→ Questions:
A – According to the article on The Last Torch Song, in which city was the film shot?
B – Retype the passage from the article on The Last Torch Song that begins at the words "It was released" and ends after the words "wide international release.".

- Spanish theatrical release poster
- Spanish: El último cuplé
- Directed by: Juan de Orduña
- Written by: Jesús María de Arozamena; Antonio Mas Guindal;
- Produced by: Juan de Orduña
- Starring: Sara Montiel; Armando Calvo; Enrique Vera; Julia Martínez; Alfredo Mayo; Matilde Muñoz Sampedro; José Moreno;
- Cinematography: José F. Aguayo
- Edited by: Antonio Cánovas
- Music by: Juan Solano
- Color process: Eastmancolor
- Production company: Producciones Orduña Films
- Distributed by: Cifesa
- Release date: 6 May 1957;
- Running time: 110 minutes
- Country: Spain
- Language: Spanish

= The Last Torch Song =

1957 film by Juan de Orduña

The Last Torch Song, better known under its Spanish title El último cuplé, is a 1957 Spanish jukebox musical film directed by Juan de Orduña and starring Sara Montiel, Armando Calvo and Enrique Vera.

It was released in Spain on 6 May 1957. It was immensely popular domestically and it had a wide international release making it the worldwide highest-grossing Spanish-language film made up to that point. The film's soundtrack album had also a wide international release.

==Production==
The filming took place in Barcelona between November 1956 and January 1957. Montiel accepted to star in the film as a deference to its director Juan de Orduña and during a vacation in Spain in between her Hollywood filmings Serenade and Run of the Arrow. The film was filmed with a very low budget. Initially, the songs in the film were going to be sung by a professional singer who would dub Montiel, but due to the low budget, she eventually sang the songs herself. Orduña had to sell the distribution rights to Cifesa to finance the completion of the filming.

→ Entries shown:
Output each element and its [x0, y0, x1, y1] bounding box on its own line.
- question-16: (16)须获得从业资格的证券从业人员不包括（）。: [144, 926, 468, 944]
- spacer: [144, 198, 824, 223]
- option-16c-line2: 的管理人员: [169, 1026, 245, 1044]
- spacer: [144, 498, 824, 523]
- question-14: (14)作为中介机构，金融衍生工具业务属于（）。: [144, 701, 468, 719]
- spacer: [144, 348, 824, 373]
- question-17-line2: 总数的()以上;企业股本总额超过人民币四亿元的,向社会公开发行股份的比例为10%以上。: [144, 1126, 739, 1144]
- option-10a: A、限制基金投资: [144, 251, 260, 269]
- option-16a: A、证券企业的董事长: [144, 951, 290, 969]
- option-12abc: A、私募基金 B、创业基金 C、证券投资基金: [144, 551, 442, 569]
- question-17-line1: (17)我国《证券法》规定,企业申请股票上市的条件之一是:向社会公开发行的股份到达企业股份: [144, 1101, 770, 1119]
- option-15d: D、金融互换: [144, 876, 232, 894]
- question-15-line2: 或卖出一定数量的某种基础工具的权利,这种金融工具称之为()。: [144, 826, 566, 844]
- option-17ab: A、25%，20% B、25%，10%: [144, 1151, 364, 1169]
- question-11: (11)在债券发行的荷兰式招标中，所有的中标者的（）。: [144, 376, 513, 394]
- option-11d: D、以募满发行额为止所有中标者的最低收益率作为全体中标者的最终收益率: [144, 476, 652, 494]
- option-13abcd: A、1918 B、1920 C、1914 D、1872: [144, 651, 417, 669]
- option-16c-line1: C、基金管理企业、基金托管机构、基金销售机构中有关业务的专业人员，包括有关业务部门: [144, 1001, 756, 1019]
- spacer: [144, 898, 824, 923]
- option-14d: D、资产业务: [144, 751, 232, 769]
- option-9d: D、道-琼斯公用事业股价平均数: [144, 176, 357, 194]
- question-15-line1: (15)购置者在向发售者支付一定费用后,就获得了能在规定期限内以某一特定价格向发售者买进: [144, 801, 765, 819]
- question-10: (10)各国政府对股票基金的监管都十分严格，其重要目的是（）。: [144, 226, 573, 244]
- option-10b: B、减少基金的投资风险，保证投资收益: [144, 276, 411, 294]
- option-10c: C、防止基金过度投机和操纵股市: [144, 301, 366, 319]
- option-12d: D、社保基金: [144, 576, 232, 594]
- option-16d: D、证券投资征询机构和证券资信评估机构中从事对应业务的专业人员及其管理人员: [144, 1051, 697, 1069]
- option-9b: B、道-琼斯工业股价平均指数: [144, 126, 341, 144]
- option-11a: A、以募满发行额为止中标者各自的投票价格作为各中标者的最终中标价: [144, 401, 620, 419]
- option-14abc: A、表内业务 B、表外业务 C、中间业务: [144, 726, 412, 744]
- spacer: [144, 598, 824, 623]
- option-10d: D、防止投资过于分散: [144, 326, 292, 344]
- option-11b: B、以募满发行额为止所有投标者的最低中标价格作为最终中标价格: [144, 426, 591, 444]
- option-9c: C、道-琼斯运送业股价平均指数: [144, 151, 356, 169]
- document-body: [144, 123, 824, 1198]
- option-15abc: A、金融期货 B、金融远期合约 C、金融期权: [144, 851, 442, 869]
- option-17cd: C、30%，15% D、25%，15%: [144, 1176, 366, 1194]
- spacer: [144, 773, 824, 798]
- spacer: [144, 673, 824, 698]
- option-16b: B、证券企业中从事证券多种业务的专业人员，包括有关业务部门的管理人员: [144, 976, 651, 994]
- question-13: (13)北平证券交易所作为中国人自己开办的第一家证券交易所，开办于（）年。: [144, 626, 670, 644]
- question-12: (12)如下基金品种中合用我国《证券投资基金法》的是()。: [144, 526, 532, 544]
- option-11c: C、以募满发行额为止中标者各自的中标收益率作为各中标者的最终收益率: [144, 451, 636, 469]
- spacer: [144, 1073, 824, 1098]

→ Answers for this exercise:
A – Barcelona

B –
It was released in Spain on 6 May 1957. It was immensely popular domestically and it had a wide international release making it the worldwide highest-grossing Spanish-language film made up to that point. The film's soundtrack album had also a wide international release.